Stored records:
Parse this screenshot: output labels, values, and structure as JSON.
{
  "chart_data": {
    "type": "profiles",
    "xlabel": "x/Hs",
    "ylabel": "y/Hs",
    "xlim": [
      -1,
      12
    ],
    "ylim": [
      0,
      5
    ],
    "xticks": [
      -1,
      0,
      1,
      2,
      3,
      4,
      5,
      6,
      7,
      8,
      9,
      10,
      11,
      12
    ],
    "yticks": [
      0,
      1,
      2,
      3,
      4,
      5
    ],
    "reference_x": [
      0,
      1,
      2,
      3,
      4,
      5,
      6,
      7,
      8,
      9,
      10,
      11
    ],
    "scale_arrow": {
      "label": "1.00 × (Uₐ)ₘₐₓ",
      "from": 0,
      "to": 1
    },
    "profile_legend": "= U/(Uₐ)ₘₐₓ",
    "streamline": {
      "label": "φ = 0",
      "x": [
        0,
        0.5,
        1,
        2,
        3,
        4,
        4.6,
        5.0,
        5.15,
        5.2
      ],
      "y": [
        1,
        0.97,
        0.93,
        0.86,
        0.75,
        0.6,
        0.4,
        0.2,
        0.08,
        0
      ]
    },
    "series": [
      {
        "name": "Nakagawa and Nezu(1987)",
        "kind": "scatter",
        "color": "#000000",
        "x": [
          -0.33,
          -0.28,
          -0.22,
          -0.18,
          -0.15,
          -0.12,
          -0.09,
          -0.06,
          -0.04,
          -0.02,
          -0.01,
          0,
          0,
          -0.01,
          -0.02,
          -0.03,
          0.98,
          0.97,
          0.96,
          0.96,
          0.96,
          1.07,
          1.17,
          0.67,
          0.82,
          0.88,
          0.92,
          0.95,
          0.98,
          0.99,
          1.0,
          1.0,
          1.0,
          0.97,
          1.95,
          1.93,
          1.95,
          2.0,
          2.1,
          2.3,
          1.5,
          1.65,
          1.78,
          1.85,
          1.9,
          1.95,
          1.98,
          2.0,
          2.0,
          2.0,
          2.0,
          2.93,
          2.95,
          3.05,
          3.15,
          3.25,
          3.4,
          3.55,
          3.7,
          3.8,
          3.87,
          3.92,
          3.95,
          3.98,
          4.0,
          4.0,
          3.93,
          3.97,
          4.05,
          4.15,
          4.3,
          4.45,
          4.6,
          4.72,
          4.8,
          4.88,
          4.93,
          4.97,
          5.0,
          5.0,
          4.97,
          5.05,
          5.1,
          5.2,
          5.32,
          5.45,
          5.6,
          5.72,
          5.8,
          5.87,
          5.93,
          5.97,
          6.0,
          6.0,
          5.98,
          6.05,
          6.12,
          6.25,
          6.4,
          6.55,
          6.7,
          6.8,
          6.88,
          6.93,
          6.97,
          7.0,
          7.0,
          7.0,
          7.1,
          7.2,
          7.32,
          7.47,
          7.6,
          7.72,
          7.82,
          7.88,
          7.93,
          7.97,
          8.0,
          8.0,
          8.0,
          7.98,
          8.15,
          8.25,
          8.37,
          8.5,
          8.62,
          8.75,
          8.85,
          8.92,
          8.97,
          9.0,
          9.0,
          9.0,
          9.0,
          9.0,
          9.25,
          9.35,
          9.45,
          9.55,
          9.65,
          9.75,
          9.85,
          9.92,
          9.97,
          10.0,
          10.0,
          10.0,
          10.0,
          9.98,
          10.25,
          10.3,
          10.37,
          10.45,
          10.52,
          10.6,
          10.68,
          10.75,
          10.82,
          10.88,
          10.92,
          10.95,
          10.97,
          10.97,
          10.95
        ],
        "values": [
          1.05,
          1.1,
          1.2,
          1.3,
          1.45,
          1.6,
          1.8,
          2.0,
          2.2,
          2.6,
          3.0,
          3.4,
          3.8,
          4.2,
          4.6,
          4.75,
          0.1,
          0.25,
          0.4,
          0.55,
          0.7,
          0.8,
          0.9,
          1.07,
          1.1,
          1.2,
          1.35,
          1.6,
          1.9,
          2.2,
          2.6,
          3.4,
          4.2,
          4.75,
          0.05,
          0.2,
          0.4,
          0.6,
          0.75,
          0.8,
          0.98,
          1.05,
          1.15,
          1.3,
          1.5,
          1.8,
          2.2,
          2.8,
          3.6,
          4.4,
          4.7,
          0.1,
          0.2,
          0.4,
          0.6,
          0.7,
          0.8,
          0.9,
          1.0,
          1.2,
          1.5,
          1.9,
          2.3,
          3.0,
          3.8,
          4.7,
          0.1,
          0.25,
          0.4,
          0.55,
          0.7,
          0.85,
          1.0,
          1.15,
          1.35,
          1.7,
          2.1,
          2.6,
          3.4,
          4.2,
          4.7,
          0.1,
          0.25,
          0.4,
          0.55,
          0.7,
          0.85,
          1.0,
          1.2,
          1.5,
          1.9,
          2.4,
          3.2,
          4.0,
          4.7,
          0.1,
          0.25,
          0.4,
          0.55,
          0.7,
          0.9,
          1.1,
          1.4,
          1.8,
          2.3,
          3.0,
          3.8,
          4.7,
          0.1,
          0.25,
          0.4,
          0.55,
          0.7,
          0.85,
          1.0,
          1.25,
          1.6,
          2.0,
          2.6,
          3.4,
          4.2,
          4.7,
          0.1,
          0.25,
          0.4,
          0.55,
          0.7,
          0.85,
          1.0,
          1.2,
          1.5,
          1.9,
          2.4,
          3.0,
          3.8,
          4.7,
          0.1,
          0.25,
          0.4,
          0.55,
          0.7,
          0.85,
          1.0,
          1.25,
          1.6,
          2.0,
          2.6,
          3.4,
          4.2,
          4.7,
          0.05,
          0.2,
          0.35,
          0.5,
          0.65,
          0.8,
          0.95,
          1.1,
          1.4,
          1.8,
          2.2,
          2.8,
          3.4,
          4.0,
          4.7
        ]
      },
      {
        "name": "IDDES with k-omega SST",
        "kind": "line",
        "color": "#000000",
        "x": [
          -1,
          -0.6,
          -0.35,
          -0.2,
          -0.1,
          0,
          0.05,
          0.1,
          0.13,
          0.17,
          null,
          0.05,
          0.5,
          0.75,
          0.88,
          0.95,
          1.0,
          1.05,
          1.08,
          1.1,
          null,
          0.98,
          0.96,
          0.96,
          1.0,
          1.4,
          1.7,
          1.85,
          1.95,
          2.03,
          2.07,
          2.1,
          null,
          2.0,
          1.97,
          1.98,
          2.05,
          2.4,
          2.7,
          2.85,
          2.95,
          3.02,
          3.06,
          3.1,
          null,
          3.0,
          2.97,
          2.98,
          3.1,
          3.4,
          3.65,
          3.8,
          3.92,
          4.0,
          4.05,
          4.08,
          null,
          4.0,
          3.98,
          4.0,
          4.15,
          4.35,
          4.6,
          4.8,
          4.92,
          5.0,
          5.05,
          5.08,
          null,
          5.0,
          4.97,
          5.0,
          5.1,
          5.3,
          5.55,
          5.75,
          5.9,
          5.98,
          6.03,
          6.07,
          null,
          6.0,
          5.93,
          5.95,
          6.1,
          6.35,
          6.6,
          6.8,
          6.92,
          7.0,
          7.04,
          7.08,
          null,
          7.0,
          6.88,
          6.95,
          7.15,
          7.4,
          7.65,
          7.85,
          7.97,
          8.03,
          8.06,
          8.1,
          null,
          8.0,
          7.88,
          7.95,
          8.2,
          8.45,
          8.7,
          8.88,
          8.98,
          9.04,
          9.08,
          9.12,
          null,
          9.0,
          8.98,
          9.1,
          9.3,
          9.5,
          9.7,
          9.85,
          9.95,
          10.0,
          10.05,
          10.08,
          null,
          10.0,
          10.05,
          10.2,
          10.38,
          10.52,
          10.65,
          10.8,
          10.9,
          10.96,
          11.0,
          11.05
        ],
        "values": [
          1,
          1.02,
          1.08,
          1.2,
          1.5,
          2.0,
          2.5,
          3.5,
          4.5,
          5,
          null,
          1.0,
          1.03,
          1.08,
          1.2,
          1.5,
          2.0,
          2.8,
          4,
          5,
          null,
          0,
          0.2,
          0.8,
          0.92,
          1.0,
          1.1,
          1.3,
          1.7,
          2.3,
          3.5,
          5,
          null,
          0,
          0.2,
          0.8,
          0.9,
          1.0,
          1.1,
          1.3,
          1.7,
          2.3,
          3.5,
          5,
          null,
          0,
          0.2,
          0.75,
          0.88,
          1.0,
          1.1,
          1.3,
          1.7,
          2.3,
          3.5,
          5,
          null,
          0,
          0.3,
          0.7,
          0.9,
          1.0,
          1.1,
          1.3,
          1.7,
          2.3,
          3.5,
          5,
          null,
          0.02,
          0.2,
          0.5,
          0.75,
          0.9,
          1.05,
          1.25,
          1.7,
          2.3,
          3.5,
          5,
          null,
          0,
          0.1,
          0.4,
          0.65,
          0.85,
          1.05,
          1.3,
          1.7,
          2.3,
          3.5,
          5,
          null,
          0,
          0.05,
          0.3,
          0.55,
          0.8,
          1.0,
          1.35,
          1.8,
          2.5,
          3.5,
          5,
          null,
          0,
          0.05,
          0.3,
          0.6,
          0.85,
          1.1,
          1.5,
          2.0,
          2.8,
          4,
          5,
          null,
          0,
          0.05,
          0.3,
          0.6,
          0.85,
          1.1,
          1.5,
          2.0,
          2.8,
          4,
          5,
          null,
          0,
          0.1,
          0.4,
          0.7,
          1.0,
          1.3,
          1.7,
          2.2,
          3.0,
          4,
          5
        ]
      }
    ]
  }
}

What to do » Check each line of the data above for the string "name" and report only how many lines have it.

Answer to this problem » 2